— begin —

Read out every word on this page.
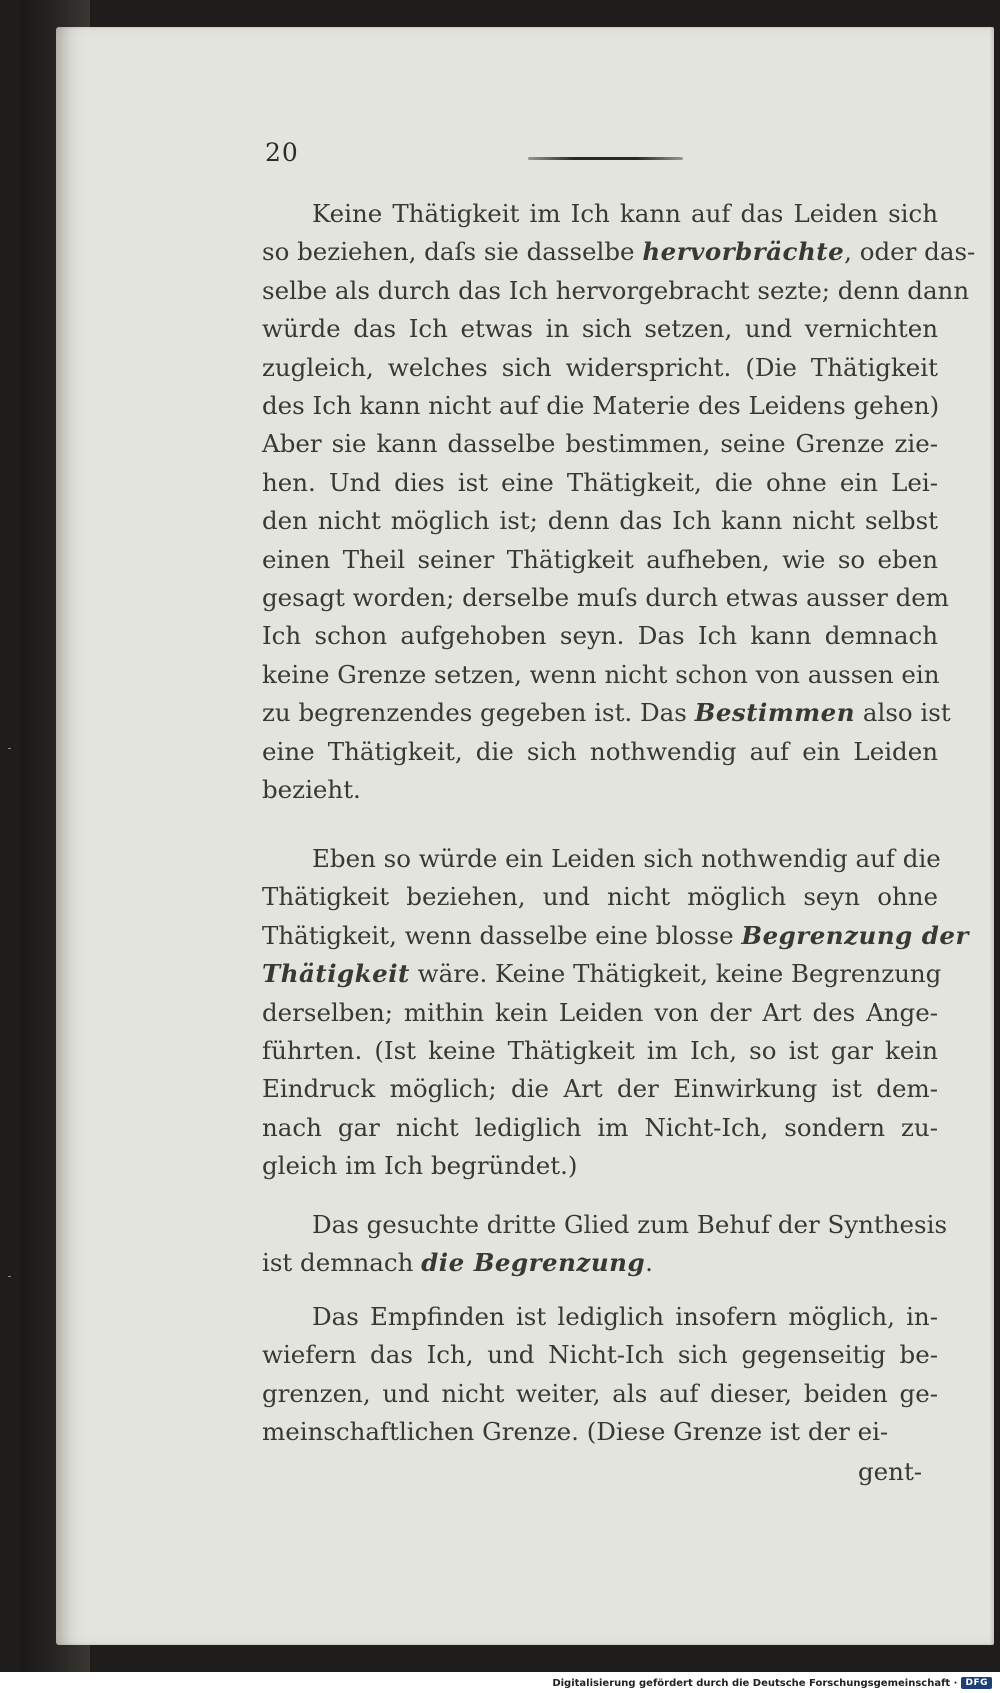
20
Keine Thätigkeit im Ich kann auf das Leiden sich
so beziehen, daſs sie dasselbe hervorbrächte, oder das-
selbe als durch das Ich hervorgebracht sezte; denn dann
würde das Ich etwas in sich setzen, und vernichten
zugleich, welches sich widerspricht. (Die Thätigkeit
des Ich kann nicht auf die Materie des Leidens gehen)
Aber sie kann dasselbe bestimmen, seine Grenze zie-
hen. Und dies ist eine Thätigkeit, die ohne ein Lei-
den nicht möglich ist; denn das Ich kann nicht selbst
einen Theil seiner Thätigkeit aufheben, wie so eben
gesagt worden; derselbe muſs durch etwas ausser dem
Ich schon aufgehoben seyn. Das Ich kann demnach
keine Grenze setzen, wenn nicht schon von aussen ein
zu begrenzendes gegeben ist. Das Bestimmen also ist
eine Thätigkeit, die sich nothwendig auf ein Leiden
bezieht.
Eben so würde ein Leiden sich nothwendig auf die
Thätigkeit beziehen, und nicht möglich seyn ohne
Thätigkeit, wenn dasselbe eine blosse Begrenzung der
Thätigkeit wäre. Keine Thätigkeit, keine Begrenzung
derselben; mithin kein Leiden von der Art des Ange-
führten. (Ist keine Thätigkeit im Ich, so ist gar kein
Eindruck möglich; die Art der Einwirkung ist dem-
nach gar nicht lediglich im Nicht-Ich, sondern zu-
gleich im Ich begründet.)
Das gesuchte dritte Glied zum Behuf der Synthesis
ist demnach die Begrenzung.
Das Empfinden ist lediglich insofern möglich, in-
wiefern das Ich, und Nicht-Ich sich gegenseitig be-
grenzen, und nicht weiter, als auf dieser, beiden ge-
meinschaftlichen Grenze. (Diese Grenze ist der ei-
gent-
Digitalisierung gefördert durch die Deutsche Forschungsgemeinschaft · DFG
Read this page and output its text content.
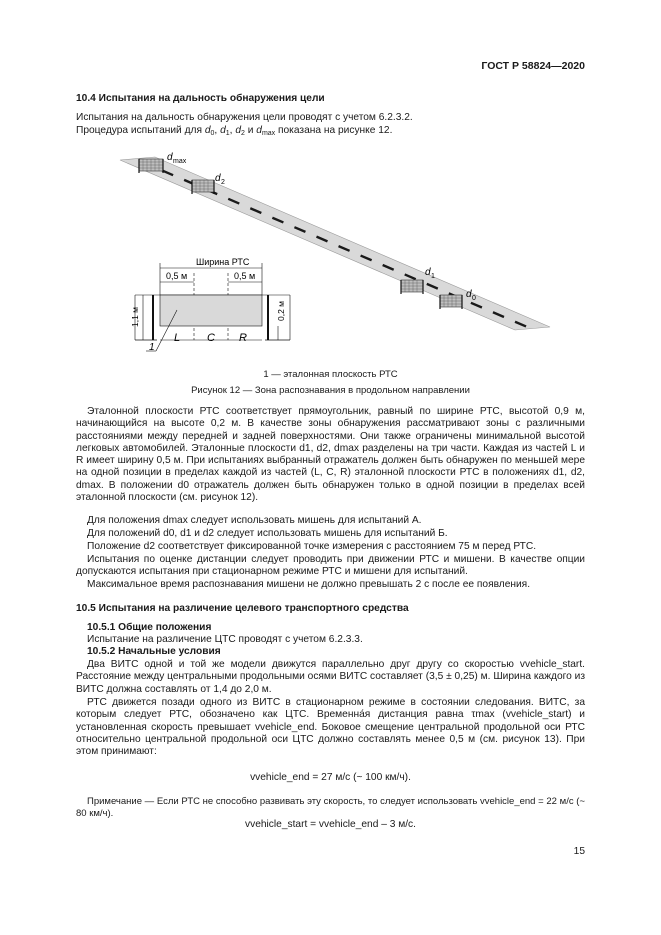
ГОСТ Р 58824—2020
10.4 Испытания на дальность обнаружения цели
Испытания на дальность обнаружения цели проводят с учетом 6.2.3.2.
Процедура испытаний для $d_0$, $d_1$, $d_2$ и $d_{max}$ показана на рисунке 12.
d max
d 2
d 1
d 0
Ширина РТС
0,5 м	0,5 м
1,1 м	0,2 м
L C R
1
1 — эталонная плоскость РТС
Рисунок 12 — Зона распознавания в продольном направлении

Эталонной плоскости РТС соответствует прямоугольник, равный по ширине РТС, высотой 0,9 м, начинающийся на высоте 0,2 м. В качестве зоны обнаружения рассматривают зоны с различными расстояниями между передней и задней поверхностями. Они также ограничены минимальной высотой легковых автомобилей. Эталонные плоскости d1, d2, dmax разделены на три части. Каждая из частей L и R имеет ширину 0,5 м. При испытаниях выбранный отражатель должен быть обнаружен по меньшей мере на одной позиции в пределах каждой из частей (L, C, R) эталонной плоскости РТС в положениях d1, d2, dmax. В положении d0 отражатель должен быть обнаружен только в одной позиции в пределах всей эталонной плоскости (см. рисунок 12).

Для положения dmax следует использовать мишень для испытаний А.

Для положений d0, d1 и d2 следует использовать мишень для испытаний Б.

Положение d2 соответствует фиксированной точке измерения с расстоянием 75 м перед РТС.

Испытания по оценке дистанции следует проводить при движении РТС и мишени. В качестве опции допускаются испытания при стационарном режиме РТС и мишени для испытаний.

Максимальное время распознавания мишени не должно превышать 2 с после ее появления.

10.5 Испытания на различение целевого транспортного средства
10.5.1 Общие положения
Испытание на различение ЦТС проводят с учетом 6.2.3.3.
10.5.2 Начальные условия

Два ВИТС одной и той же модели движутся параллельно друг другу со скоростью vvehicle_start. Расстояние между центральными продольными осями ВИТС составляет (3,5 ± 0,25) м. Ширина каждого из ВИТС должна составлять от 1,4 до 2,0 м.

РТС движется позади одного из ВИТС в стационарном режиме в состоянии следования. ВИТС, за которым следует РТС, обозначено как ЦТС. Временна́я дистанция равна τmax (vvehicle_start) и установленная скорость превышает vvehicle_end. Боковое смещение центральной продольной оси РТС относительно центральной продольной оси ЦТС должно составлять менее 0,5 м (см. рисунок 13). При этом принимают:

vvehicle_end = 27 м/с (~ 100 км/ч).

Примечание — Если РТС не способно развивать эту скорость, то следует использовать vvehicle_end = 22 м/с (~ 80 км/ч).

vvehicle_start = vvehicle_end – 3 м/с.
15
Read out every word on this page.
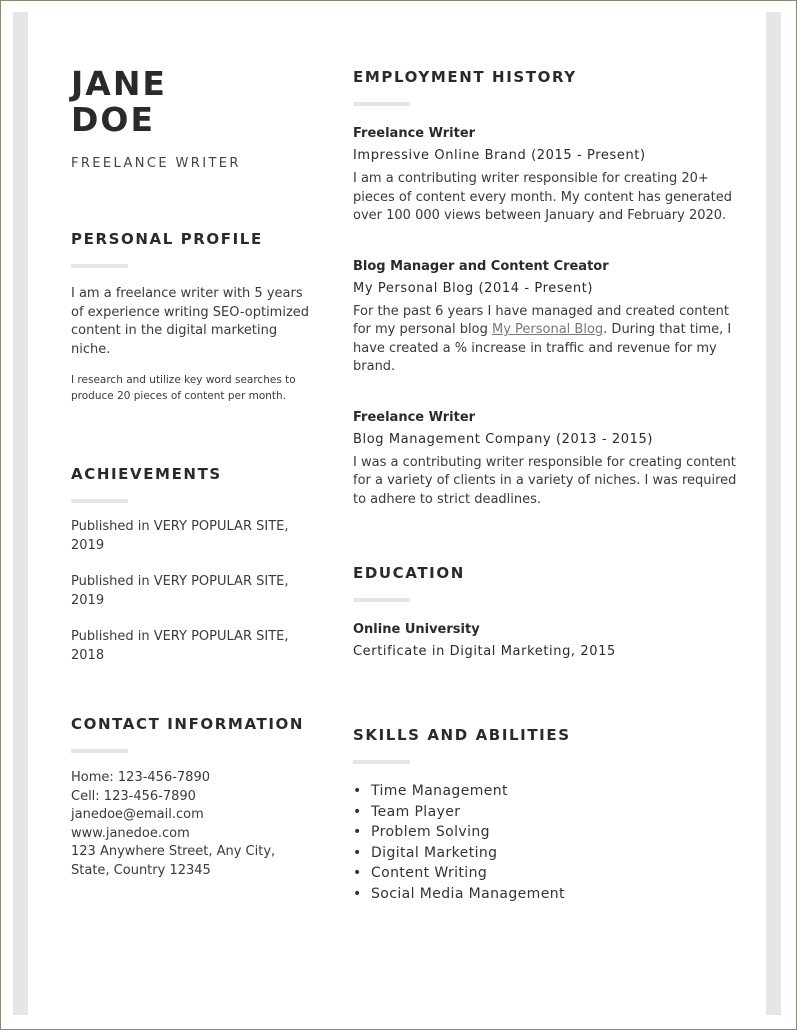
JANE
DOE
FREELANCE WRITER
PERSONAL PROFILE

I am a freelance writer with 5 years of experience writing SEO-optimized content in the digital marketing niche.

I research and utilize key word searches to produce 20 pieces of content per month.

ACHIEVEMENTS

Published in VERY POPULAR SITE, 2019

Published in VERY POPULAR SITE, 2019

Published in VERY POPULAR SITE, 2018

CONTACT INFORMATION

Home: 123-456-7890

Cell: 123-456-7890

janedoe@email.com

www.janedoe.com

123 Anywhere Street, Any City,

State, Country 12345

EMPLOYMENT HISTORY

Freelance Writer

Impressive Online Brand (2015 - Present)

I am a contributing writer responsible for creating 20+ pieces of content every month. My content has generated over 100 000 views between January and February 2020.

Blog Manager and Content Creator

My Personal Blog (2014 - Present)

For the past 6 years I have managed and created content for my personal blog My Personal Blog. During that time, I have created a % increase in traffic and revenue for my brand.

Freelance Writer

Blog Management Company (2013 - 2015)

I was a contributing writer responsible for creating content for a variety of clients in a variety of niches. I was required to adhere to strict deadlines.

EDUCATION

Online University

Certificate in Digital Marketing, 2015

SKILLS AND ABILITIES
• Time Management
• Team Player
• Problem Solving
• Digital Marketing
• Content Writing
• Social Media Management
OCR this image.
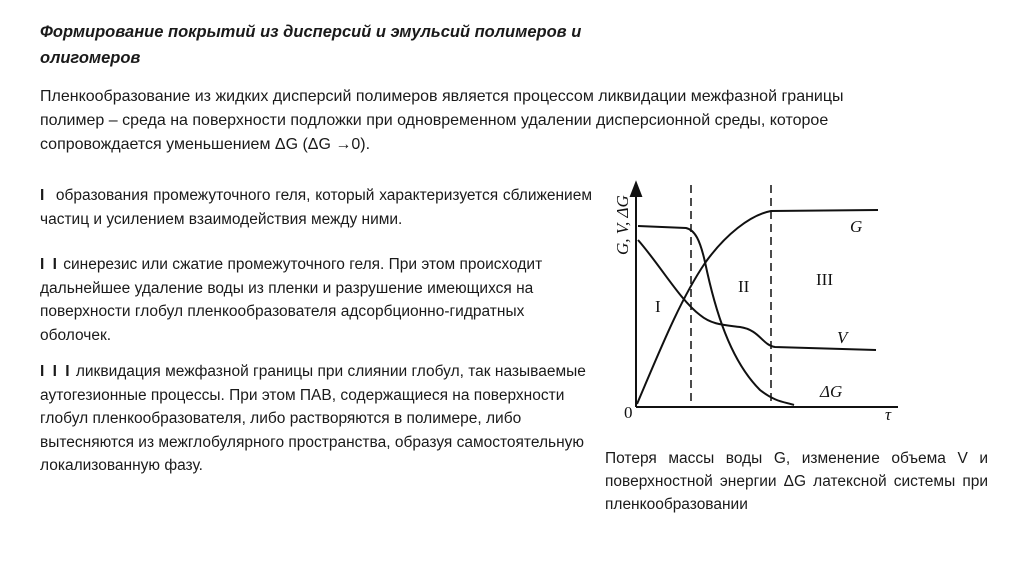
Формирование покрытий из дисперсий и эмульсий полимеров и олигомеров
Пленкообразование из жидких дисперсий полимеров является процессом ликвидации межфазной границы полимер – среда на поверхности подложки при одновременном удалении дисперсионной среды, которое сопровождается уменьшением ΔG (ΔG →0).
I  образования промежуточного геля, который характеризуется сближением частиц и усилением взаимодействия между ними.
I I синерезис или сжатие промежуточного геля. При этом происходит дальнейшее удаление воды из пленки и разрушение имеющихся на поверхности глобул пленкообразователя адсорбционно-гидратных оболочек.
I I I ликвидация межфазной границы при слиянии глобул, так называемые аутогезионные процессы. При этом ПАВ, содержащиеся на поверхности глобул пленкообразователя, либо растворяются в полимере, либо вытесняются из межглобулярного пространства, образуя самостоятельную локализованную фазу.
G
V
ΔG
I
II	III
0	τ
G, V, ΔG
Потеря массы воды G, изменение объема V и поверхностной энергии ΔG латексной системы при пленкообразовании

— end —

- _REQUEST_: Leave the pictures out and output the rest of the listing exactly.

- _EXERCISE SOLUTION_:
Read out every word on this page.
20
Keine Thätigkeit im Ich kann auf das Leiden sich
so beziehen, daſs sie dasselbe hervorbrächte, oder das-
selbe als durch das Ich hervorgebracht sezte; denn dann
würde das Ich etwas in sich setzen, und vernichten
zugleich, welches sich widerspricht. (Die Thätigkeit
des Ich kann nicht auf die Materie des Leidens gehen)
Aber sie kann dasselbe bestimmen, seine Grenze zie-
hen. Und dies ist eine Thätigkeit, die ohne ein Lei-
den nicht möglich ist; denn das Ich kann nicht selbst
einen Theil seiner Thätigkeit aufheben, wie so eben
gesagt worden; derselbe muſs durch etwas ausser dem
Ich schon aufgehoben seyn. Das Ich kann demnach
keine Grenze setzen, wenn nicht schon von aussen ein
zu begrenzendes gegeben ist. Das Bestimmen also ist
eine Thätigkeit, die sich nothwendig auf ein Leiden
bezieht.
Eben so würde ein Leiden sich nothwendig auf die
Thätigkeit beziehen, und nicht möglich seyn ohne
Thätigkeit, wenn dasselbe eine blosse Begrenzung der
Thätigkeit wäre. Keine Thätigkeit, keine Begrenzung
derselben; mithin kein Leiden von der Art des Ange-
führten. (Ist keine Thätigkeit im Ich, so ist gar kein
Eindruck möglich; die Art der Einwirkung ist dem-
nach gar nicht lediglich im Nicht-Ich, sondern zu-
gleich im Ich begründet.)
Das gesuchte dritte Glied zum Behuf der Synthesis
ist demnach die Begrenzung.
Das Empfinden ist lediglich insofern möglich, in-
wiefern das Ich, und Nicht-Ich sich gegenseitig be-
grenzen, und nicht weiter, als auf dieser, beiden ge-
meinschaftlichen Grenze. (Diese Grenze ist der ei-
gent-
Digitalisierung gefördert durch die Deutsche Forschungsgemeinschaft · DFG
Read this page and output its text content.
ГОСТ Р 58824—2020
10.4 Испытания на дальность обнаружения цели
Испытания на дальность обнаружения цели проводят с учетом 6.2.3.2.
Процедура испытаний для $d_0$, $d_1$, $d_2$ и $d_{max}$ показана на рисунке 12.
d max
d 2
d 1
d 0
Ширина РТС
0,5 м	0,5 м
1,1 м	0,2 м
L C R
1
1 — эталонная плоскость РТС
Рисунок 12 — Зона распознавания в продольном направлении

Эталонной плоскости РТС соответствует прямоугольник, равный по ширине РТС, высотой 0,9 м, начинающийся на высоте 0,2 м. В качестве зоны обнаружения рассматривают зоны с различными расстояниями между передней и задней поверхностями. Они также ограничены минимальной высотой легковых автомобилей. Эталонные плоскости d1, d2, dmax разделены на три части. Каждая из частей L и R имеет ширину 0,5 м. При испытаниях выбранный отражатель должен быть обнаружен по меньшей мере на одной позиции в пределах каждой из частей (L, C, R) эталонной плоскости РТС в положениях d1, d2, dmax. В положении d0 отражатель должен быть обнаружен только в одной позиции в пределах всей эталонной плоскости (см. рисунок 12).

Для положения dmax следует использовать мишень для испытаний А.

Для положений d0, d1 и d2 следует использовать мишень для испытаний Б.

Положение d2 соответствует фиксированной точке измерения с расстоянием 75 м перед РТС.

Испытания по оценке дистанции следует проводить при движении РТС и мишени. В качестве опции допускаются испытания при стационарном режиме РТС и мишени для испытаний.

Максимальное время распознавания мишени не должно превышать 2 с после ее появления.

10.5 Испытания на различение целевого транспортного средства
10.5.1 Общие положения
Испытание на различение ЦТС проводят с учетом 6.2.3.3.
10.5.2 Начальные условия

Два ВИТС одной и той же модели движутся параллельно друг другу со скоростью vvehicle_start. Расстояние между центральными продольными осями ВИТС составляет (3,5 ± 0,25) м. Ширина каждого из ВИТС должна составлять от 1,4 до 2,0 м.

РТС движется позади одного из ВИТС в стационарном режиме в состоянии следования. ВИТС, за которым следует РТС, обозначено как ЦТС. Временна́я дистанция равна τmax (vvehicle_start) и установленная скорость превышает vvehicle_end. Боковое смещение центральной продольной оси РТС относительно центральной продольной оси ЦТС должно составлять менее 0,5 м (см. рисунок 13). При этом принимают:

vvehicle_end = 27 м/с (~ 100 км/ч).

Примечание — Если РТС не способно развивать эту скорость, то следует использовать vvehicle_end = 22 м/с (~ 80 км/ч).

vvehicle_start = vvehicle_end – 3 м/с.
15
Read out every word on this page.
JANE
DOE
FREELANCE WRITER
PERSONAL PROFILE

I am a freelance writer with 5 years of experience writing SEO-optimized content in the digital marketing niche.

I research and utilize key word searches to produce 20 pieces of content per month.

ACHIEVEMENTS

Published in VERY POPULAR SITE, 2019

Published in VERY POPULAR SITE, 2019

Published in VERY POPULAR SITE, 2018

CONTACT INFORMATION

Home: 123-456-7890

Cell: 123-456-7890

janedoe@email.com

www.janedoe.com

123 Anywhere Street, Any City,

State, Country 12345

EMPLOYMENT HISTORY

Freelance Writer

Impressive Online Brand (2015 - Present)

I am a contributing writer responsible for creating 20+ pieces of content every month. My content has generated over 100 000 views between January and February 2020.

Blog Manager and Content Creator

My Personal Blog (2014 - Present)

For the past 6 years I have managed and created content for my personal blog My Personal Blog. During that time, I have created a % increase in traffic and revenue for my brand.

Freelance Writer

Blog Management Company (2013 - 2015)

I was a contributing writer responsible for creating content for a variety of clients in a variety of niches. I was required to adhere to strict deadlines.

EDUCATION

Online University

Certificate in Digital Marketing, 2015

SKILLS AND ABILITIES
• Time Management
• Team Player
• Problem Solving
• Digital Marketing
• Content Writing
• Social Media Management
OCR this image.
Формирование покрытий из дисперсий и эмульсий полимеров и олигомеров
Пленкообразование из жидких дисперсий полимеров является процессом ликвидации межфазной границы полимер – среда на поверхности подложки при одновременном удалении дисперсионной среды, которое сопровождается уменьшением ΔG (ΔG →0).
I  образования промежуточного геля, который характеризуется сближением частиц и усилением взаимодействия между ними.
I I синерезис или сжатие промежуточного геля. При этом происходит дальнейшее удаление воды из пленки и разрушение имеющихся на поверхности глобул пленкообразователя адсорбционно-гидратных оболочек.
I I I ликвидация межфазной границы при слиянии глобул, так называемые аутогезионные процессы. При этом ПАВ, содержащиеся на поверхности глобул пленкообразователя, либо растворяются в полимере, либо вытесняются из межглобулярного пространства, образуя самостоятельную локализованную фазу.
G
V
ΔG
I
II	III
0	τ
G, V, ΔG
Потеря массы воды G, изменение объема V и поверхностной энергии ΔG латексной системы при пленкообразовании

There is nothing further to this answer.